▶ **提示された文章**
━━━━

ここ数年、プロジェクトが上手く回せる強いチームとはどんなチームかについて考える機会が多いのだが、一つの答えとして、この「最後通牒ゲーム」を攻略できているチームであることが挙げられるんじゃないかと思う。 

最後通牒ゲームとは

  • (ultimatum game) 「報酬」を2人でどのように分配するかというゲームで、心理実験として用いられる。 ある1人(仮にAさん)には報酬配分の提案権を、もう1人(仮にBさん)には提案された報酬配分への拒否権を与えるという2人2段階ゲーム。Aさんが報酬配分を決定できるが、Bさんが拒否したら2人とも報酬を失ってしまう。.. 続きを読む

最後通牒ゲーム」を攻略できていないとどうなるかというと

例えば、100のタスクをこなさないと完了しないプロジェクトがあるとする。

プロジェクトのリーダーAさんは自分に10のタスク、メンバーBさんに90のタスクを割り振った。Bさんは「なぜ、自分より職位の高い(給料が高い)Aさんより自分の方が多くのタスクをこなさなければならないんだ。納得できない。」と言い、90のタスクをこなすことを拒んだ。結果、プロジェクトは破綻し、Aさん、Bさんはトラブル処理に多くの時間を割き、評価も下がり、Aさん、Bさんの関係性も悪くなった。

みたいなことが起きる。仕事を拒むまでいかなくても、このような状態の時にモチベーションが低くなり生産性が著しく低下したり、チームの雰囲気を悪くする言動をするようになる人がいる、というのは理解できるのではないだろうか。

つまり、報酬分配に対してチーム内に自分よりも優遇されていると感じる人がいると、結果的にチームや自分に不利益が発生しようとプロジェクトを破綻に導いてしまう自爆テロのような行動を取る人は実際に多いということだ。

これを攻略するには各自が報酬に対して納得感がある状態を作るのがベストなのだが、プロジェクトメンバー全員に納得感を与えるのはかなり難しいと思う。
ベターな方法として考えられるのは、この「最後通牒ゲーム」を理解し、プロジェクトを破綻に導く行動がいかに不毛であることをメンバー全員が把握し、「このプロジェクトではその条件を飲みますが他のプロジェクトでは優遇してくださいね。」という交渉がチーム内でストレス無く行える関係性を持つことだと思う。

━━━━

▶ **データ行**

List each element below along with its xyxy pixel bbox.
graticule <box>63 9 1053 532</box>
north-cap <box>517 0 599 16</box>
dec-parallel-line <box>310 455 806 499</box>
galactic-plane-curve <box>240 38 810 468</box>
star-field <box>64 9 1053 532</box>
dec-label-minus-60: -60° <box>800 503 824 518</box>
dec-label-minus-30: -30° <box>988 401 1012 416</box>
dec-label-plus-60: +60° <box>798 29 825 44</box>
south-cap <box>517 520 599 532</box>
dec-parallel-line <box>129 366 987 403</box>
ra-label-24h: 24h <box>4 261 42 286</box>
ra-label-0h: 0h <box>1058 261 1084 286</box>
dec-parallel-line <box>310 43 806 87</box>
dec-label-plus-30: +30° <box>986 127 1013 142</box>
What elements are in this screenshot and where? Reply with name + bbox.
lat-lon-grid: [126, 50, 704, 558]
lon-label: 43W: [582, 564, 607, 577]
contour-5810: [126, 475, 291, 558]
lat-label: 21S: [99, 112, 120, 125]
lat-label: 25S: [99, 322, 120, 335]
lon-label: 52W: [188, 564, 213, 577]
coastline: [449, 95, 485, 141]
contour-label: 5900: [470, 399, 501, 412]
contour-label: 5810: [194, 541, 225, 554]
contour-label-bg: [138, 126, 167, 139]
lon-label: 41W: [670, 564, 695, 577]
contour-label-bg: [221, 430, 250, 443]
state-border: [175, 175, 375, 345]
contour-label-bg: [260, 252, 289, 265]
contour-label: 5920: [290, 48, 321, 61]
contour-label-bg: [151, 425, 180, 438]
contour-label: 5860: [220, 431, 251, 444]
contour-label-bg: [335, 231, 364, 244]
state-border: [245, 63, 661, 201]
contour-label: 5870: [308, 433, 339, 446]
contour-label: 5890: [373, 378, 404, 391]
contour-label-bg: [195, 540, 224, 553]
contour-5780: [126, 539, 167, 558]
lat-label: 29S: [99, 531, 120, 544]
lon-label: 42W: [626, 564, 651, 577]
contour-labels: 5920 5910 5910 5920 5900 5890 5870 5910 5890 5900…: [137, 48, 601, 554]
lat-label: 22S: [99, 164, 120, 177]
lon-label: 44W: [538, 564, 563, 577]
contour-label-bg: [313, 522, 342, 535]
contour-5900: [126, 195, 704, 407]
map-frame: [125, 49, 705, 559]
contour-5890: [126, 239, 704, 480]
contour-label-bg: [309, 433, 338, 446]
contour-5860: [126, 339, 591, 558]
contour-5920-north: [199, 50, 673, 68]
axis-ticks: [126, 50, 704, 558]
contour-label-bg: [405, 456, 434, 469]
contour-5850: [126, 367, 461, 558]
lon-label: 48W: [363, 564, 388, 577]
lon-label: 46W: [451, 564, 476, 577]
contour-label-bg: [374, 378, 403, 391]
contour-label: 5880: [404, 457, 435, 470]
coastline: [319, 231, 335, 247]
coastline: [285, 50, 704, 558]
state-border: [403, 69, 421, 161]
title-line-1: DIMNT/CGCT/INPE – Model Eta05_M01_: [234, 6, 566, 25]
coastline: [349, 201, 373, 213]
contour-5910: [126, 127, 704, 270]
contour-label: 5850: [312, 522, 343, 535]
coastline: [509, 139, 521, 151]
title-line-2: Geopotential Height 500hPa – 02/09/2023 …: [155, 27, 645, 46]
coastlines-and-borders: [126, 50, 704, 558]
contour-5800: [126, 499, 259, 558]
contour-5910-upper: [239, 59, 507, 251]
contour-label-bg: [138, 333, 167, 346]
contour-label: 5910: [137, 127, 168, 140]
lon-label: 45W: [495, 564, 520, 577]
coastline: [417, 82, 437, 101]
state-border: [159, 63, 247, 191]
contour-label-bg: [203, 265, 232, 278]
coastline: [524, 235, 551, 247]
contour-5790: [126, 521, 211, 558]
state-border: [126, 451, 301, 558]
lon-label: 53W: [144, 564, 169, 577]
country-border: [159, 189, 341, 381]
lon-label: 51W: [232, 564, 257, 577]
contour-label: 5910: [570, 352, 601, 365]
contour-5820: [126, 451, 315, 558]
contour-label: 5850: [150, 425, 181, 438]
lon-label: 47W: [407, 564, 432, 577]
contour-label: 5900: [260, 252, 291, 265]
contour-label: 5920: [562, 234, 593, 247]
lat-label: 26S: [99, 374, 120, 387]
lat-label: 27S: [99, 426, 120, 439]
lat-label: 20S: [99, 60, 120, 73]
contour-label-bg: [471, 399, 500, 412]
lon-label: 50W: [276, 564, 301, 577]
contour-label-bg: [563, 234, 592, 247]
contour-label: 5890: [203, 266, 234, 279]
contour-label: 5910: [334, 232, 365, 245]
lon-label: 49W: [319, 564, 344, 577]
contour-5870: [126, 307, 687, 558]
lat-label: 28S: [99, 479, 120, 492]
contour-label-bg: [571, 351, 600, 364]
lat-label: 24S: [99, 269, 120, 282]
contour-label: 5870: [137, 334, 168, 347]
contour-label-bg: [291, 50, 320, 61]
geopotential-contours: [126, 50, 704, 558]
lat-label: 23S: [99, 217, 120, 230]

━━━━

▶ **課題**
1. 文章の例で、プロジェクトのリーダーAさんはメンバーBさんにいくつのタスクを割り振りましたか。
2. 文章から「プロジェクトのリーダーAさん」で始まり「Bさんの関係性も悪くなった。」まで続く部分を、そのまま一字も変えずに返してください。

▶ **順番の解答**
1. 90のタスク

2.
プロジェクトのリーダーAさんは自分に10のタスク、メンバーBさんに90のタスクを割り振った。Bさんは「なぜ、自分より職位の高い(給料が高い)Aさんより自分の方が多くのタスクをこなさなければならないんだ。納得できない。」と言い、90のタスクをこなすことを拒んだ。結果、プロジェクトは破綻し、Aさん、Bさんはトラブル処理に多くの時間を割き、評価も下がり、Aさん、Bさんの関係性も悪くなった。